RECORDED DATA:

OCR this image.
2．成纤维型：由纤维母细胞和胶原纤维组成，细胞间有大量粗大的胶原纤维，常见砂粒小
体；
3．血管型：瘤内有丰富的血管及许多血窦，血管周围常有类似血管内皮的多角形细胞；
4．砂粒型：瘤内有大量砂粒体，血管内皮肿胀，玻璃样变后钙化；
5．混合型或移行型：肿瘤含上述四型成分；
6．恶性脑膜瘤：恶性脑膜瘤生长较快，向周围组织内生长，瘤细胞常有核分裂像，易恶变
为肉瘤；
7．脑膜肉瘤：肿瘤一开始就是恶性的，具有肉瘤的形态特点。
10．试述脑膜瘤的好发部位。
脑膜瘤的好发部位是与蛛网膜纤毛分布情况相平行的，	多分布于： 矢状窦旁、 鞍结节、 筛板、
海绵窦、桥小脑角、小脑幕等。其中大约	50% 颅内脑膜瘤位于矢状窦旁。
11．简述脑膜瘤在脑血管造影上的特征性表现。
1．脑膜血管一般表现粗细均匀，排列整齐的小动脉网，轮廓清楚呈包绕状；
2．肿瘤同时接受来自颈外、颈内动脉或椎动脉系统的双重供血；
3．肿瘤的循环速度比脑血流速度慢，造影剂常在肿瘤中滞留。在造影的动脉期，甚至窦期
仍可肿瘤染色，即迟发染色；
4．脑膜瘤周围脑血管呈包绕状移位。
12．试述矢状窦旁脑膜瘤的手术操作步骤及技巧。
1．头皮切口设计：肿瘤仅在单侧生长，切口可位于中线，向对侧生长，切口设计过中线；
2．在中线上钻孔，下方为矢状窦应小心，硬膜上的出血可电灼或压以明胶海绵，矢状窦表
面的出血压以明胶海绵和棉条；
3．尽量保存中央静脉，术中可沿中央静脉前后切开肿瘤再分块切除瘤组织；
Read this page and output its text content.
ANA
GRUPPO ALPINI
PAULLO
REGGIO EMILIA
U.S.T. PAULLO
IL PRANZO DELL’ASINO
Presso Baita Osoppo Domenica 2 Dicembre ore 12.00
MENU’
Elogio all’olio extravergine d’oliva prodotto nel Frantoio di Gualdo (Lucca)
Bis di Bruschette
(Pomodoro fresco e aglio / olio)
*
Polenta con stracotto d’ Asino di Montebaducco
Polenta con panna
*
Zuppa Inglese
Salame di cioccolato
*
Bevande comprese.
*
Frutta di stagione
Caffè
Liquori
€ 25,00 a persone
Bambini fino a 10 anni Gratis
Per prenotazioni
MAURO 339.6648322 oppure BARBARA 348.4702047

EXERCISE OBJECTIVE: Copy out the whole listing exactly; please set it all down.

EXPECTED ANSWER:
OCR this image.
2．成纤维型：由纤维母细胞和胶原纤维组成，细胞间有大量粗大的胶原纤维，常见砂粒小
体；
3．血管型：瘤内有丰富的血管及许多血窦，血管周围常有类似血管内皮的多角形细胞；
4．砂粒型：瘤内有大量砂粒体，血管内皮肿胀，玻璃样变后钙化；
5．混合型或移行型：肿瘤含上述四型成分；
6．恶性脑膜瘤：恶性脑膜瘤生长较快，向周围组织内生长，瘤细胞常有核分裂像，易恶变
为肉瘤；
7．脑膜肉瘤：肿瘤一开始就是恶性的，具有肉瘤的形态特点。
10．试述脑膜瘤的好发部位。
脑膜瘤的好发部位是与蛛网膜纤毛分布情况相平行的，	多分布于： 矢状窦旁、 鞍结节、 筛板、
海绵窦、桥小脑角、小脑幕等。其中大约	50% 颅内脑膜瘤位于矢状窦旁。
11．简述脑膜瘤在脑血管造影上的特征性表现。
1．脑膜血管一般表现粗细均匀，排列整齐的小动脉网，轮廓清楚呈包绕状；
2．肿瘤同时接受来自颈外、颈内动脉或椎动脉系统的双重供血；
3．肿瘤的循环速度比脑血流速度慢，造影剂常在肿瘤中滞留。在造影的动脉期，甚至窦期
仍可肿瘤染色，即迟发染色；
4．脑膜瘤周围脑血管呈包绕状移位。
12．试述矢状窦旁脑膜瘤的手术操作步骤及技巧。
1．头皮切口设计：肿瘤仅在单侧生长，切口可位于中线，向对侧生长，切口设计过中线；
2．在中线上钻孔，下方为矢状窦应小心，硬膜上的出血可电灼或压以明胶海绵，矢状窦表
面的出血压以明胶海绵和棉条；
3．尽量保存中央静脉，术中可沿中央静脉前后切开肿瘤再分块切除瘤组织；
Read this page and output its text content.
ANA
GRUPPO ALPINI
PAULLO
REGGIO EMILIA
U.S.T. PAULLO
IL PRANZO DELL’ASINO
Presso Baita Osoppo Domenica 2 Dicembre ore 12.00
MENU’
Elogio all’olio extravergine d’oliva prodotto nel Frantoio di Gualdo (Lucca)
Bis di Bruschette
(Pomodoro fresco e aglio / olio)
*
Polenta con stracotto d’ Asino di Montebaducco
Polenta con panna
*
Zuppa Inglese
Salame di cioccolato
*
Bevande comprese.
*
Frutta di stagione
Caffè
Liquori
€ 25,00 a persone
Bambini fino a 10 anni Gratis
Per prenotazioni
MAURO 339.6648322 oppure BARBARA 348.4702047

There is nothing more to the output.